### Task brief
Restate the material word for word and leave out anything that is a picture.
-- BEGIN Extracted information --
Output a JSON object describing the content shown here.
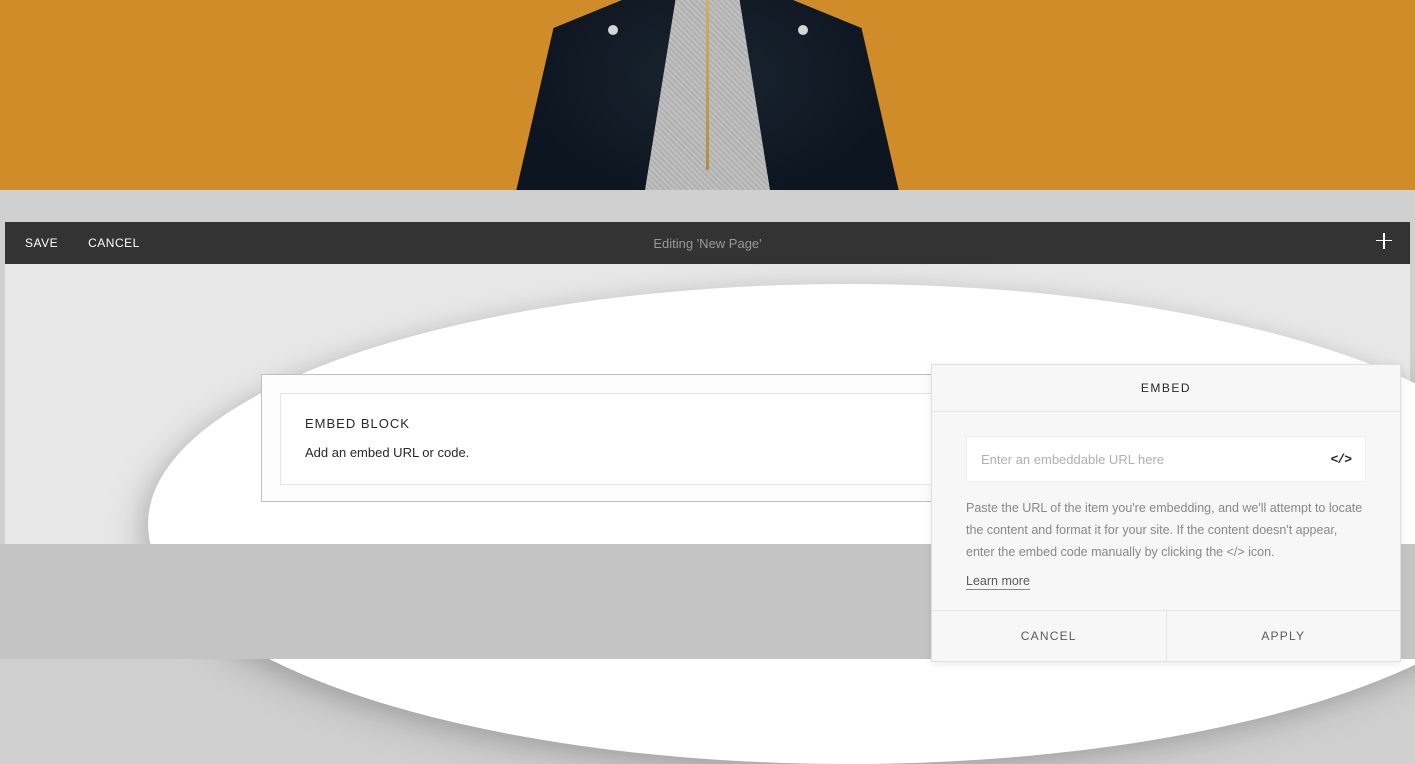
{
  "toolbar": {
    "save_label": "SAVE",
    "cancel_label": "CANCEL",
    "editing_text": "Editing 'New Page'"
  },
  "embed_block": {
    "title": "EMBED BLOCK",
    "description": "Add an embed URL or code."
  },
  "embed_panel": {
    "header": "EMBED",
    "input_placeholder": "Enter an embeddable URL here",
    "help_text": "Paste the URL of the item you're embedding, and we'll attempt to locate the content and format it for your site. If the content doesn't appear, enter the embed code manually by clicking the </> icon.",
    "learn_more_label": "Learn more",
    "cancel_label": "CANCEL",
    "apply_label": "APPLY",
    "code_icon_glyph": "</>"
  }
}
-- END Extracted information --
### Written response
Output a JSON object describing the content shown here.
{
  "toolbar": {
    "save_label": "SAVE",
    "cancel_label": "CANCEL",
    "editing_text": "Editing 'New Page'"
  },
  "embed_block": {
    "title": "EMBED BLOCK",
    "description": "Add an embed URL or code."
  },
  "embed_panel": {
    "header": "EMBED",
    "input_placeholder": "Enter an embeddable URL here",
    "help_text": "Paste the URL of the item you're embedding, and we'll attempt to locate the content and format it for your site. If the content doesn't appear, enter the embed code manually by clicking the </> icon.",
    "learn_more_label": "Learn more",
    "cancel_label": "CANCEL",
    "apply_label": "APPLY",
    "code_icon_glyph": "</>"
  }
}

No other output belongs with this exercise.